» Task directions: Copy out the entries word for word, starting with the first line and ending after the line that contains "chart-container: 11, THE".

--

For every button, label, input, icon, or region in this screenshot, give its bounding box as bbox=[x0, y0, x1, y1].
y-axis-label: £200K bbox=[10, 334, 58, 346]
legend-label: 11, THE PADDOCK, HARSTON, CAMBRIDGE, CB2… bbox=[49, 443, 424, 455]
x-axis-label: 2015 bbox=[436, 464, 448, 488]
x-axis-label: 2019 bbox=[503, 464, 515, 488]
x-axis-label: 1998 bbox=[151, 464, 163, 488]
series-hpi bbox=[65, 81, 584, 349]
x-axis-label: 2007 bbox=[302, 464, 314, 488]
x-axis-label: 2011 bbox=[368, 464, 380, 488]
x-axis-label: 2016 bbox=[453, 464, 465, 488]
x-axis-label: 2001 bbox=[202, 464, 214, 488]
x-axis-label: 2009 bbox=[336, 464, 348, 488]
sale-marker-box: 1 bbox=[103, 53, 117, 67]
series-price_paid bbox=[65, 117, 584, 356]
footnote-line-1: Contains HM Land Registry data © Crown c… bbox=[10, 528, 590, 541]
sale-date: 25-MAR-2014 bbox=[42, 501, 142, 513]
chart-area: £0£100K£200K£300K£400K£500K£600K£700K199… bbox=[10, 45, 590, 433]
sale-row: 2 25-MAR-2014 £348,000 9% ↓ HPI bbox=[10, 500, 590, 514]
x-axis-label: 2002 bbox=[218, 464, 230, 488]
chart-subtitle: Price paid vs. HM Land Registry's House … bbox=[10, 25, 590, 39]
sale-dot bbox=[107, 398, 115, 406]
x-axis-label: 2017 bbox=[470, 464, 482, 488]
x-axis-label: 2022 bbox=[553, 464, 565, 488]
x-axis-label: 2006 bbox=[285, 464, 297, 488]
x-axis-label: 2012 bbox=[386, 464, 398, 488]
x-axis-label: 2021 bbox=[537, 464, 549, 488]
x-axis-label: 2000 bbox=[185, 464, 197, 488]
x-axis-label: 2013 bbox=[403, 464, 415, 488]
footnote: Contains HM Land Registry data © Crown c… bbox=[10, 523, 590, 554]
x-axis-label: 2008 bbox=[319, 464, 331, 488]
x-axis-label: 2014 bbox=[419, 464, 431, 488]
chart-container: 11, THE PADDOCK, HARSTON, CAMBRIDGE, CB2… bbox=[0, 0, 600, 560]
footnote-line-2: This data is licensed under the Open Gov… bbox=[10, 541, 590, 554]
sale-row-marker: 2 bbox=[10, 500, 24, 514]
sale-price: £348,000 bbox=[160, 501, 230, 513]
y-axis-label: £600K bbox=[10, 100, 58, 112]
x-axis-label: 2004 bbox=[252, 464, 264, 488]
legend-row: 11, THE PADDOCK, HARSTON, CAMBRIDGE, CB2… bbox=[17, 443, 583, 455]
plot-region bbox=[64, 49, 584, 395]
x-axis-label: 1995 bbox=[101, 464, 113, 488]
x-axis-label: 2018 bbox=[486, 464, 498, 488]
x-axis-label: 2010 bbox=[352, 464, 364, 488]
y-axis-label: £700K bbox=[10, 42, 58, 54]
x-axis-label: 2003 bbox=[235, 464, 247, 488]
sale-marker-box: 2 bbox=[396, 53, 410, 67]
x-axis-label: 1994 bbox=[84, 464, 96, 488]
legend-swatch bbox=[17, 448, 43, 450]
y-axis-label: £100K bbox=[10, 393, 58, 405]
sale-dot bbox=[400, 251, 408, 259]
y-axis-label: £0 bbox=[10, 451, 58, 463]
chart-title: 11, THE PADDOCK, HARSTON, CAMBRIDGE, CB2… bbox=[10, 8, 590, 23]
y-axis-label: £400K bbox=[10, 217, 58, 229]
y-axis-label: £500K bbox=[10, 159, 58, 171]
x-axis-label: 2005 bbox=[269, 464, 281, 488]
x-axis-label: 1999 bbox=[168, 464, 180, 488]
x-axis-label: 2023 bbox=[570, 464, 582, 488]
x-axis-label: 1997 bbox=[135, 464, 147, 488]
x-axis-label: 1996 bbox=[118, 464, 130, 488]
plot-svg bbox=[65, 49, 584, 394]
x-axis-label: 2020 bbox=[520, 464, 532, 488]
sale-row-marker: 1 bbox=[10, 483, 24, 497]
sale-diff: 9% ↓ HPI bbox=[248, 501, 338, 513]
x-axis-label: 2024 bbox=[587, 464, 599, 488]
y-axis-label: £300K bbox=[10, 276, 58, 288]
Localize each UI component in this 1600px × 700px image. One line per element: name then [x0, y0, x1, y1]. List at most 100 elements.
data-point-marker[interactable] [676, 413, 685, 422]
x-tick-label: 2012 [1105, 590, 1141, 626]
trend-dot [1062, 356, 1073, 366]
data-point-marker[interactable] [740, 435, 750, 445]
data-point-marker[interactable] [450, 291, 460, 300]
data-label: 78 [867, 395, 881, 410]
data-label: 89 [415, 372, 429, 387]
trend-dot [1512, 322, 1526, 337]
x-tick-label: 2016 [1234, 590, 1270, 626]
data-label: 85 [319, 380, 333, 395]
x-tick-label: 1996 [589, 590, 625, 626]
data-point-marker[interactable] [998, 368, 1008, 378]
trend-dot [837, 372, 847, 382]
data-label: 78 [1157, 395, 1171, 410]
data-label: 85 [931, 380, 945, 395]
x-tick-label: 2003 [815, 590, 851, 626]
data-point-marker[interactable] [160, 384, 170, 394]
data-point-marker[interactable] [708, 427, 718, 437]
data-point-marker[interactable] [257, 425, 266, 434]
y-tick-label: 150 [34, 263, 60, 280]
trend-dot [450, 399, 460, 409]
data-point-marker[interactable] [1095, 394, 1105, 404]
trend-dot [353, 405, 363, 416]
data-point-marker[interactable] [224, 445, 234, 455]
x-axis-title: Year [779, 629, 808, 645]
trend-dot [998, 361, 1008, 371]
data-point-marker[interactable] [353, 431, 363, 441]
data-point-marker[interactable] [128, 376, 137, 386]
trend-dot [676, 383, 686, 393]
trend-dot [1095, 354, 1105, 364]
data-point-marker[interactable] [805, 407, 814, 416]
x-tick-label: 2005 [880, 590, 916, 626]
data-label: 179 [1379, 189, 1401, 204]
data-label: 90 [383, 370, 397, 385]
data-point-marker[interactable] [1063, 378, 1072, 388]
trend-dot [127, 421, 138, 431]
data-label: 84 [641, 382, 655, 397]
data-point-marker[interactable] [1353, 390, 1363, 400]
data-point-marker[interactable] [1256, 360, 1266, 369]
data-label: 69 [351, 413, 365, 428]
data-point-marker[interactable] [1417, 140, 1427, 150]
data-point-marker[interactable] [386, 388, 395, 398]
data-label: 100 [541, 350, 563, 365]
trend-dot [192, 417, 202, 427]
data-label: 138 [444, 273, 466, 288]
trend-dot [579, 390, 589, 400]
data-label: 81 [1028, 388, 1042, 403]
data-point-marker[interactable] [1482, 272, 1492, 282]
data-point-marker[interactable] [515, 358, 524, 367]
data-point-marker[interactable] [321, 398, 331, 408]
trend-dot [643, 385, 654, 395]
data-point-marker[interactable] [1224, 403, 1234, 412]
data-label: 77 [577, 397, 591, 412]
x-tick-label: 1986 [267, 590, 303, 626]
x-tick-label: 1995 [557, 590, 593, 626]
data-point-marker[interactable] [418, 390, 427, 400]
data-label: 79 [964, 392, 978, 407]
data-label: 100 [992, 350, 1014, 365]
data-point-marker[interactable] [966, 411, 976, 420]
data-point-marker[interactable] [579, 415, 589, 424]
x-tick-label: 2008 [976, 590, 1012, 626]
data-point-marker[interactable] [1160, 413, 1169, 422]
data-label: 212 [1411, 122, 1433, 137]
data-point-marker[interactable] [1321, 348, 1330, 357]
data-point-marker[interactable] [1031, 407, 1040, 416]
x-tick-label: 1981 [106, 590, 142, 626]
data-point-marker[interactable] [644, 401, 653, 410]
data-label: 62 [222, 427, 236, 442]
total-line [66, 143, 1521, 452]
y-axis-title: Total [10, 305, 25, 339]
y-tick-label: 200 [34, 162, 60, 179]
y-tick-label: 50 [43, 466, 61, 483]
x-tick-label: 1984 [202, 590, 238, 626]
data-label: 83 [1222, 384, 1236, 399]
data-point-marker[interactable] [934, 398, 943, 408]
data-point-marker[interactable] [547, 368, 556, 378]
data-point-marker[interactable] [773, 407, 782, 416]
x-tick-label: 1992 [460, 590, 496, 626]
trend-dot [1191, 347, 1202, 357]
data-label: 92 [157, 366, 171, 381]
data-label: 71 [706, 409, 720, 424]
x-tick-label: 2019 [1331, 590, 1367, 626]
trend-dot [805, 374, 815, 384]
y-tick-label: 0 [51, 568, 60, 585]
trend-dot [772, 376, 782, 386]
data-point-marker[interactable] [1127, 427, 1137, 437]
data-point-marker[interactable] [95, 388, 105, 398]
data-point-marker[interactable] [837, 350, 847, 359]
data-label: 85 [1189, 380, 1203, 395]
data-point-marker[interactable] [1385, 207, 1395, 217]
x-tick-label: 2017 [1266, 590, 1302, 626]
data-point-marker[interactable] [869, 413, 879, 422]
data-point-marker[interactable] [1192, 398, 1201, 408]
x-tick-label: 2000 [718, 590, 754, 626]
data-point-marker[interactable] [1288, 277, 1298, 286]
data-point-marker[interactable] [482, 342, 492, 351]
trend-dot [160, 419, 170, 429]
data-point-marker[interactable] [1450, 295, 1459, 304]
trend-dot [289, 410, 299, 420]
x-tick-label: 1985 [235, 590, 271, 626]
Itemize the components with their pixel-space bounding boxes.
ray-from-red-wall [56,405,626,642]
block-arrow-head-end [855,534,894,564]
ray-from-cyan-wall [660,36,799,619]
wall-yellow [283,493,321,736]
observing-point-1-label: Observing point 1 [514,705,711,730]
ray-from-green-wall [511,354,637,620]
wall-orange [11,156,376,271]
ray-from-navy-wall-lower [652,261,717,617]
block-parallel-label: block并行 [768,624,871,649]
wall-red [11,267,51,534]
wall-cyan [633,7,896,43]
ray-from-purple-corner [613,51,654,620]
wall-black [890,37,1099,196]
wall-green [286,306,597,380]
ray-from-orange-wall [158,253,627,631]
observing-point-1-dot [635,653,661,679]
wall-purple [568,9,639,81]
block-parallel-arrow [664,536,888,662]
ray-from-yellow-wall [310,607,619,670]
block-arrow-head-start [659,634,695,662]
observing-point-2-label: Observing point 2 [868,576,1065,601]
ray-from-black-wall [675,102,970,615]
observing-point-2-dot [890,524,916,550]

--

» Answer for the task:
For every button, label, input, icon, or region in this screenshot, give its bounding box as bbox=[x0, y0, x1, y1].
y-axis-label: £200K bbox=[10, 334, 58, 346]
legend-label: 11, THE PADDOCK, HARSTON, CAMBRIDGE, CB2… bbox=[49, 443, 424, 455]
x-axis-label: 2015 bbox=[436, 464, 448, 488]
x-axis-label: 2019 bbox=[503, 464, 515, 488]
x-axis-label: 1998 bbox=[151, 464, 163, 488]
series-hpi bbox=[65, 81, 584, 349]
x-axis-label: 2007 bbox=[302, 464, 314, 488]
x-axis-label: 2011 bbox=[368, 464, 380, 488]
x-axis-label: 2016 bbox=[453, 464, 465, 488]
x-axis-label: 2001 bbox=[202, 464, 214, 488]
x-axis-label: 2009 bbox=[336, 464, 348, 488]
sale-marker-box: 1 bbox=[103, 53, 117, 67]
series-price_paid bbox=[65, 117, 584, 356]
footnote-line-1: Contains HM Land Registry data © Crown c… bbox=[10, 528, 590, 541]
sale-date: 25-MAR-2014 bbox=[42, 501, 142, 513]
chart-area: £0£100K£200K£300K£400K£500K£600K£700K199… bbox=[10, 45, 590, 433]
sale-row: 2 25-MAR-2014 £348,000 9% ↓ HPI bbox=[10, 500, 590, 514]
x-axis-label: 2002 bbox=[218, 464, 230, 488]
chart-subtitle: Price paid vs. HM Land Registry's House … bbox=[10, 25, 590, 39]
sale-dot bbox=[107, 398, 115, 406]
x-axis-label: 2017 bbox=[470, 464, 482, 488]
x-axis-label: 2022 bbox=[553, 464, 565, 488]
x-axis-label: 2006 bbox=[285, 464, 297, 488]
x-axis-label: 2012 bbox=[386, 464, 398, 488]
x-axis-label: 2021 bbox=[537, 464, 549, 488]
x-axis-label: 2000 bbox=[185, 464, 197, 488]
x-axis-label: 2013 bbox=[403, 464, 415, 488]
footnote: Contains HM Land Registry data © Crown c… bbox=[10, 523, 590, 554]
x-axis-label: 2008 bbox=[319, 464, 331, 488]
x-axis-label: 2014 bbox=[419, 464, 431, 488]
chart-container: 11, THE PADDOCK, HARSTON, CAMBRIDGE, CB2… bbox=[0, 0, 600, 560]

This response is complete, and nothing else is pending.